(Listings of boxed layout items)
Begin
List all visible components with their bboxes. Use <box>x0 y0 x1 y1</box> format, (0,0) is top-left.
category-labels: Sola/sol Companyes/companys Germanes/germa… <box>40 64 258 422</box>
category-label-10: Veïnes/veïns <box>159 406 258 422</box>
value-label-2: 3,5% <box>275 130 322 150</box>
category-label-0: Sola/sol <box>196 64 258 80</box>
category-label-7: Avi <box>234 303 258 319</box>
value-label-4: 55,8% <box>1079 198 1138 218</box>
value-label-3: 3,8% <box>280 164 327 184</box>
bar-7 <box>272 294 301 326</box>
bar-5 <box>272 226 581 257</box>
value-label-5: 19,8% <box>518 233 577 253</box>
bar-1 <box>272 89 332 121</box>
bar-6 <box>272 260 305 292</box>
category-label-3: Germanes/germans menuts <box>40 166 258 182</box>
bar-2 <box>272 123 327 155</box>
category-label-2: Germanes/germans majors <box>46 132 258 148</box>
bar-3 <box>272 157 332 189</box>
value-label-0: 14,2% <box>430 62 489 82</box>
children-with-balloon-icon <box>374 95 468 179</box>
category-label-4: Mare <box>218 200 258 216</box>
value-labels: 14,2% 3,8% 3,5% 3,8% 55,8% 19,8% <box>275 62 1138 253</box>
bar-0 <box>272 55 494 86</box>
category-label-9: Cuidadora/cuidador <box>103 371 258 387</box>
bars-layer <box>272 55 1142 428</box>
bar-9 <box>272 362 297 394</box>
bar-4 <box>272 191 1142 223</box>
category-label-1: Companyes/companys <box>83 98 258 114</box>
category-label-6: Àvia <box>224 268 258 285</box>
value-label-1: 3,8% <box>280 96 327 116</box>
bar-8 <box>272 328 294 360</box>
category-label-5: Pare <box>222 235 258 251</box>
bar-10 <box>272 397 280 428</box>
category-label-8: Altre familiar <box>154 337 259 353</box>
End
Copy out every line of the rows above without changing anything.

List all visible components with their bboxes. Use <box>x0 y0 x1 y1</box> format, (0,0) is top-left.
category-labels: Sola/sol Companyes/companys Germanes/germa… <box>40 64 258 422</box>
category-label-10: Veïnes/veïns <box>159 406 258 422</box>
value-label-2: 3,5% <box>275 130 322 150</box>
category-label-0: Sola/sol <box>196 64 258 80</box>
category-label-7: Avi <box>234 303 258 319</box>
value-label-4: 55,8% <box>1079 198 1138 218</box>
value-label-3: 3,8% <box>280 164 327 184</box>
bar-7 <box>272 294 301 326</box>
bar-5 <box>272 226 581 257</box>
value-label-5: 19,8% <box>518 233 577 253</box>
bar-1 <box>272 89 332 121</box>
bar-6 <box>272 260 305 292</box>
category-label-3: Germanes/germans menuts <box>40 166 258 182</box>
bar-2 <box>272 123 327 155</box>
category-label-2: Germanes/germans majors <box>46 132 258 148</box>
bar-3 <box>272 157 332 189</box>
value-label-0: 14,2% <box>430 62 489 82</box>
children-with-balloon-icon <box>374 95 468 179</box>
category-label-4: Mare <box>218 200 258 216</box>
value-labels: 14,2% 3,8% 3,5% 3,8% 55,8% 19,8% <box>275 62 1138 253</box>
bar-0 <box>272 55 494 86</box>
category-label-9: Cuidadora/cuidador <box>103 371 258 387</box>
bars-layer <box>272 55 1142 428</box>
bar-9 <box>272 362 297 394</box>
bar-4 <box>272 191 1142 223</box>
category-label-1: Companyes/companys <box>83 98 258 114</box>
category-label-6: Àvia <box>224 268 258 285</box>
value-label-1: 3,8% <box>280 96 327 116</box>
bar-8 <box>272 328 294 360</box>
category-label-5: Pare <box>222 235 258 251</box>
bar-10 <box>272 397 280 428</box>
category-label-8: Altre familiar <box>154 337 259 353</box>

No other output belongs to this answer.